::: PAGE EXCERPT :::

|Posted on May 2, 2012 at 7:20 PM|
Mother's Day is that time of the year where you should spoil your mum and thank her for putting up with you throughout the rest of the year. But instead of dining out this Mother’s Day, why not impress your Mum with some amazing food cooked right from your own kitchen.
These dishes are light yet substantial containing several ingredients that your mother would more than likely consider favourites throughout the year. The dishes are designed to create amazing bursts of flavour throughout the courses while providing different textures and combinations that will sure to please anyone. They are simple to master but the result will definitely make you look like a professional.
Champagne Jelly Oysters
1 gelatine leaf
- Warm champagne in a saucepan and add gelatine leaf.
- Remove from heat and stir until dissolved.
- Pour into a mould and chill for 3-4 hours.
- To make different colours add a shot of liqueur such as Midori, Blue Curacao, etc.
- Roughly mix together some different colours with a fork.
- Place a teaspoon of the jelly onto the fresh oyster and serve immediately.
This is a slightly altered recipe from the original Kilpatrick sauce. The bacon has been replaced with chorizo, a spicy pork sausage typically from Spain and the bbq sauce adds a more flavoursome background as opposed to the tomato sauce.
100g diced chorizo
2 Tablespoons Worcestershire sauce
2 Tablespoons bbq sauce
several drops of tobasco sauce (optional)
- Combine the liquid ingredients.
- Generously sprinkle a baking tray with rock salt and place oysters on the salt.
- Top oyster with diced chorizo and then a drizzle of the sauce.
- Place under the grill and grill until crisp. Serve with a wedge of lemon.
Cuttlefish are often mistaken for calamari or squid, and while they are all closely related, each has its own characteristics. The cuttlefish has shorter tentacles and a rather large, wide body and is distinguished by the calcified inner bone. This bone can be often found washed up on the beach and many people will feed these to their birds for a source of dietary calcium. They have more flavour than their cousins and their ink sacs are highly prized in Italy and Spain. The taste is richer than squid but lighter than octopus and is usually a lot more tender out of the 'Cephlapod' family.

::: EXERCISE INPUTS :::

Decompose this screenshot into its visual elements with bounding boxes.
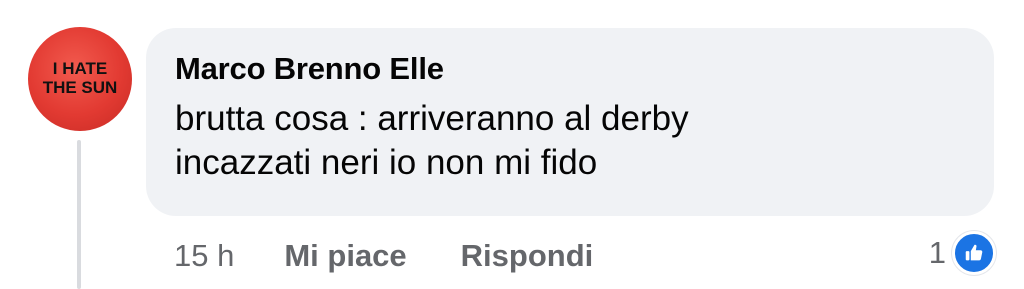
comment-text-line: brutta cosa : arriveranno al derby (175, 99, 689, 138)
comment-text-line: incazzati neri io non mi fido (175, 143, 598, 182)
avatar-text-line2: THE SUN (43, 78, 118, 97)
thread-line (77, 140, 81, 289)
comment-text: brutta cosa : arriveranno al derby incaz… (175, 97, 994, 185)
comment-bubble: Marco Brenno Elle brutta cosa : arrivera… (146, 28, 994, 216)
avatar-text-line1: I HATE (53, 59, 107, 78)
author-name[interactable]: Marco Brenno Elle (175, 50, 994, 88)
avatar[interactable]: I HATE THE SUN (28, 27, 132, 131)
avatar-image: I HATE THE SUN (43, 59, 118, 97)
like-button[interactable]: Mi piace (284, 238, 406, 274)
timestamp[interactable]: 15 h (174, 238, 234, 274)
reaction-summary[interactable]: 1 (929, 231, 996, 275)
thumbs-up-icon (952, 231, 996, 275)
reply-button[interactable]: Rispondi (461, 238, 594, 274)
comment-actions: 15 h Mi piace Rispondi (174, 234, 593, 278)
comment: I HATE THE SUN Marco Brenno Elle brutta … (0, 0, 1024, 289)
reaction-count: 1 (928, 235, 946, 270)
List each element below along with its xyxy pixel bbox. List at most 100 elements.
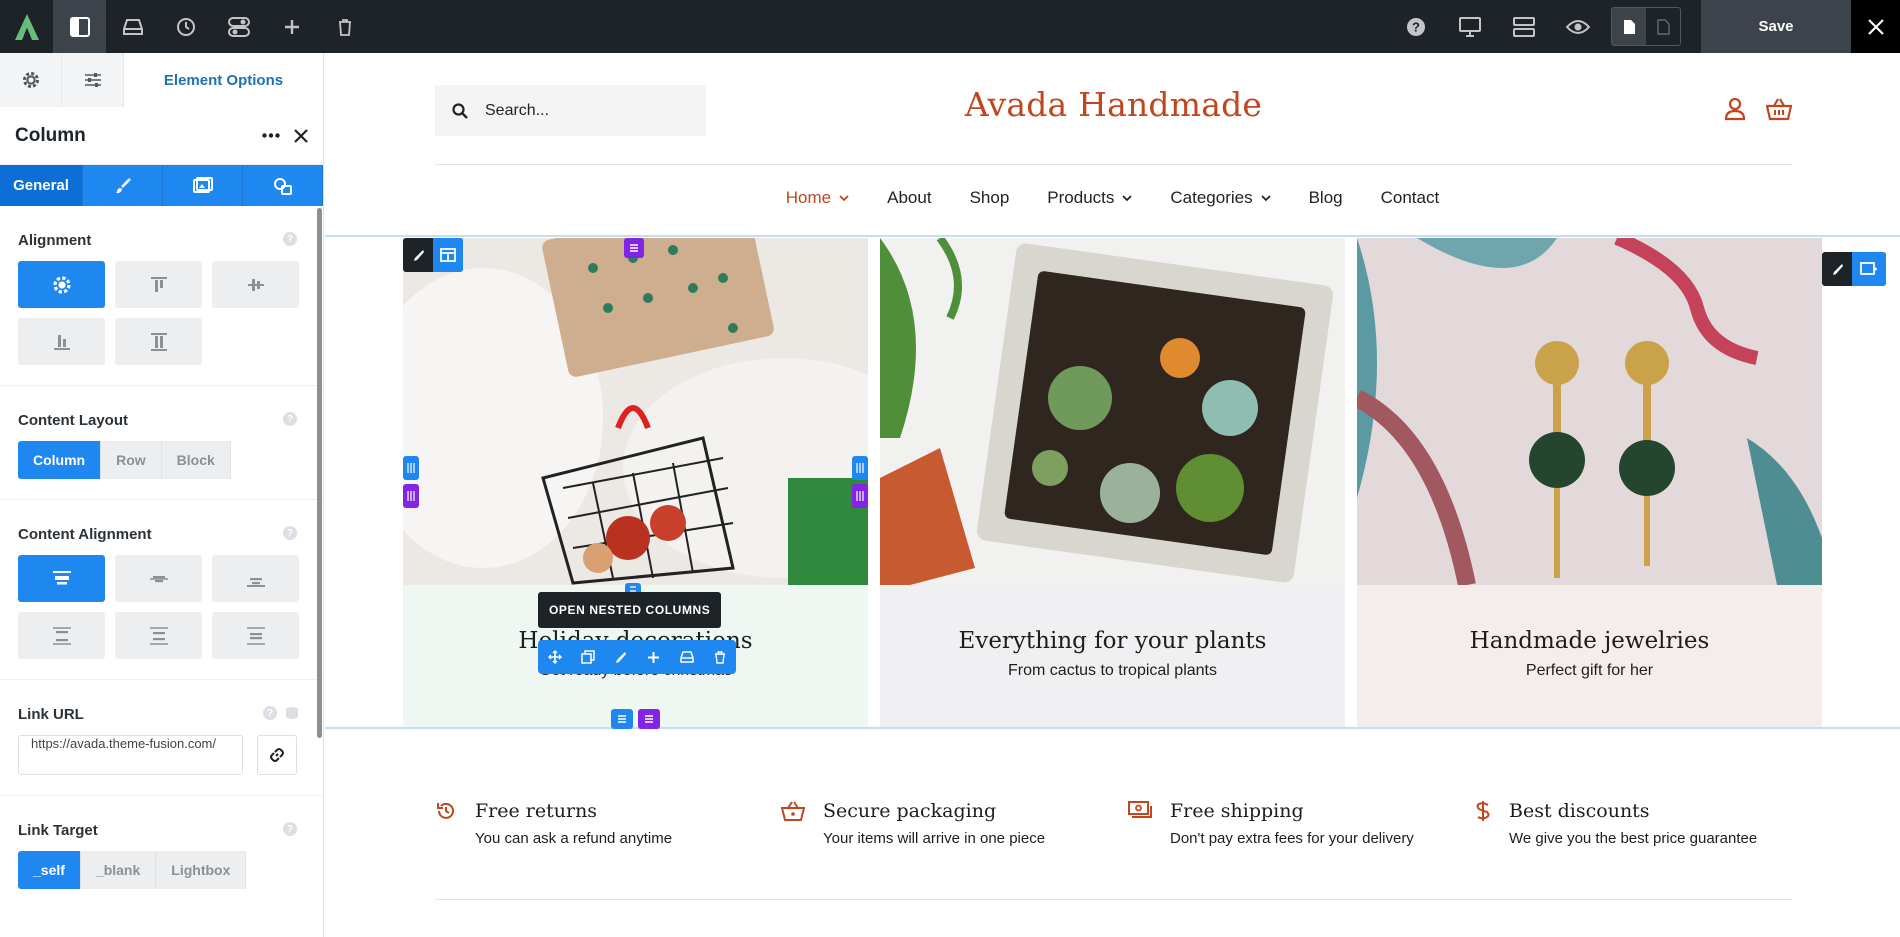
content-space-between-button[interactable]	[18, 612, 105, 659]
nested-bottom-handle-icon[interactable]	[638, 709, 660, 729]
site-header: Search... Avada Handmade	[435, 85, 1792, 165]
layout-row-button[interactable]: Row	[101, 441, 162, 479]
content-layout-section: Content Layout ? Column Row Block	[0, 386, 323, 500]
target-blank-button[interactable]: _blank	[80, 851, 157, 889]
nav-label: Home	[785, 188, 832, 207]
clone-icon[interactable]	[571, 640, 604, 674]
dynamic-data-icon[interactable]	[285, 706, 299, 720]
nav-item-about[interactable]: About	[868, 188, 950, 208]
resize-handle-right-icon[interactable]	[852, 456, 868, 480]
nav-item-categories[interactable]: Categories	[1151, 188, 1289, 208]
target-lightbox-button[interactable]: Lightbox	[156, 851, 247, 889]
basket-icon	[781, 800, 805, 847]
site-logo[interactable]: Avada Handmade	[435, 85, 1792, 124]
help-icon[interactable]: ?	[283, 822, 297, 836]
avada-logo-icon[interactable]	[0, 0, 53, 53]
nav-item-blog[interactable]: Blog	[1290, 188, 1362, 208]
delete-icon[interactable]	[703, 640, 736, 674]
feature-title: Secure packaging	[823, 800, 997, 822]
layout-column-button[interactable]: Column	[18, 441, 102, 479]
column-bottom-handle-icon[interactable]	[611, 709, 633, 729]
help-icon[interactable]: ?	[1389, 0, 1443, 53]
help-icon[interactable]: ?	[263, 706, 277, 720]
tab-general[interactable]: General	[0, 165, 83, 206]
tab-design[interactable]	[83, 165, 163, 206]
cart-icon[interactable]	[1766, 97, 1792, 121]
content-space-evenly-button[interactable]	[212, 612, 299, 659]
tab-background[interactable]	[163, 165, 243, 206]
align-auto-button[interactable]	[18, 261, 105, 308]
trash-icon[interactable]	[318, 0, 371, 53]
save-to-library-icon[interactable]	[670, 640, 703, 674]
layout-icon[interactable]	[1497, 0, 1551, 53]
feature-secure-packaging: Secure packaging Your items will arrive i…	[781, 800, 1045, 847]
column-layout-icon[interactable]	[433, 238, 463, 272]
content-align-end-button[interactable]	[212, 555, 299, 602]
help-icon[interactable]: ?	[283, 412, 297, 426]
edit-container-icon[interactable]	[1822, 252, 1852, 286]
save-button[interactable]: Save	[1701, 0, 1851, 53]
chevron-down-icon	[1260, 194, 1271, 202]
help-icon[interactable]: ?	[283, 232, 297, 246]
move-icon[interactable]	[538, 640, 571, 674]
desktop-icon[interactable]	[1443, 0, 1497, 53]
column-jewelries[interactable]: Handmade jewelries Perfect gift for her	[1357, 238, 1822, 727]
history-icon[interactable]	[159, 0, 212, 53]
edit-icon[interactable]	[604, 640, 637, 674]
nav-item-shop[interactable]: Shop	[951, 188, 1029, 208]
toggle-settings-icon[interactable]	[212, 0, 265, 53]
refund-clock-icon	[435, 800, 457, 847]
library-icon[interactable]	[106, 0, 159, 53]
alignment-heading: Alignment	[18, 232, 92, 249]
content-alignment-section: Content Alignment ?	[0, 500, 323, 680]
edit-column-icon[interactable]	[403, 238, 433, 272]
help-icon[interactable]: ?	[283, 526, 297, 540]
content-align-start-button[interactable]	[18, 555, 105, 602]
add-icon[interactable]	[637, 640, 670, 674]
nav-label: Blog	[1308, 188, 1343, 207]
container-controls	[1822, 252, 1886, 286]
more-options-icon[interactable]	[262, 133, 280, 138]
jewelries-image	[1357, 238, 1822, 585]
sliders-icon[interactable]	[62, 53, 124, 107]
link-url-input[interactable]: https://avada.theme-fusion.com/	[18, 735, 243, 775]
content-space-around-button[interactable]	[115, 612, 202, 659]
close-panel-icon[interactable]	[294, 128, 308, 143]
gear-icon[interactable]	[0, 53, 62, 107]
nested-drag-top-icon[interactable]	[624, 238, 644, 258]
link-icon[interactable]	[257, 735, 297, 775]
link-url-section: Link URL ? https://avada.theme-fusion.co…	[0, 680, 323, 796]
column-plants[interactable]: Everything for your plants From cactus t…	[880, 238, 1345, 727]
nav-item-contact[interactable]: Contact	[1362, 188, 1459, 208]
align-top-button[interactable]	[115, 261, 202, 308]
tab-element-options[interactable]: Element Options	[124, 53, 323, 107]
panel-scrollbar[interactable]	[317, 208, 322, 738]
page-outline-icon[interactable]	[1646, 8, 1680, 45]
feature-title: Free shipping	[1170, 800, 1304, 822]
panel-header: Column	[0, 107, 323, 165]
content-align-center-button[interactable]	[115, 555, 202, 602]
page-icon[interactable]	[1612, 8, 1646, 45]
nav-item-home[interactable]: Home	[767, 188, 868, 208]
nested-resize-left-icon[interactable]	[403, 484, 419, 508]
add-container-icon[interactable]	[1852, 252, 1886, 286]
nav-label: Shop	[969, 188, 1010, 207]
align-bottom-button[interactable]	[18, 318, 105, 365]
account-icon[interactable]	[1724, 97, 1746, 121]
nav-label: Contact	[1380, 188, 1440, 207]
sidebar-toggle-icon[interactable]	[53, 0, 106, 53]
layout-block-button[interactable]: Block	[161, 441, 231, 479]
resize-handle-left-icon[interactable]	[403, 456, 419, 480]
align-stretch-button[interactable]	[115, 318, 202, 365]
tab-extras[interactable]	[243, 165, 323, 206]
target-self-button[interactable]: _self	[18, 851, 81, 889]
link-target-options: _self _blank Lightbox	[18, 851, 303, 889]
add-element-icon[interactable]	[265, 0, 318, 53]
nav-item-products[interactable]: Products	[1028, 188, 1151, 208]
tooltip: OPEN NESTED COLUMNS	[538, 592, 722, 628]
close-icon[interactable]	[1851, 0, 1900, 53]
preview-icon[interactable]	[1551, 0, 1605, 53]
nested-resize-right-icon[interactable]	[852, 484, 868, 508]
option-subtabs: General	[0, 165, 323, 206]
align-center-button[interactable]	[212, 261, 299, 308]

:::

- LIST OF TASKS -
A. In the Mother's Day recipe page, rewrite the passage starting at "Cuttlefish are often" and ending at "the 'Cephlapod' family.", changing "Italy and Spain" to "Portugal and Greece".
B. Render the records starting at the line containing "comment-text-line: brutta cosa" and ending at the line containing "avatar[interactable]: I HATE" as a Markdown table with the columns Row and Line. Number each line and leave out blank lines.

- SOLUTION SET -
A.
Cuttlefish are often mistaken for calamari or squid, and while they are all closely related, each has its own characteristics. The cuttlefish has shorter tentacles and a rather large, wide body and is distinguished by the calcified inner bone. This bone can be often found washed up on the beach and many people will feed these to their birds for a source of dietary calcium. They have more flavour than their cousins and their ink sacs are highly prized in Portugal and Greece. The taste is richer than squid but lighter than octopus and is usually a lot more tender out of the 'Cephlapod' family.

B.
| Row | Line |
|---|---|
| 1 | comment-text-line: brutta cosa : arriveranno al derby (175, 99, 689, 138) |
| 2 | comment-text-line: incazzati neri io non mi fido (175, 143, 598, 182) |
| 3 | avatar-text-line2: THE SUN (43, 78, 118, 97) |
| 4 | thread-line (77, 140, 81, 289) |
| 5 | comment-text: brutta cosa : arriveranno al derby incaz… (175, 97, 994, 185) |
| 6 | comment-bubble: Marco Brenno Elle brutta cosa : arrivera… (146, 28, 994, 216) |
| 7 | avatar-text-line1: I HATE (53, 59, 107, 78) |
| 8 | author-name[interactable]: Marco Brenno Elle (175, 50, 994, 88) |
| 9 | avatar[interactable]: I HATE THE SUN (28, 27, 132, 131) |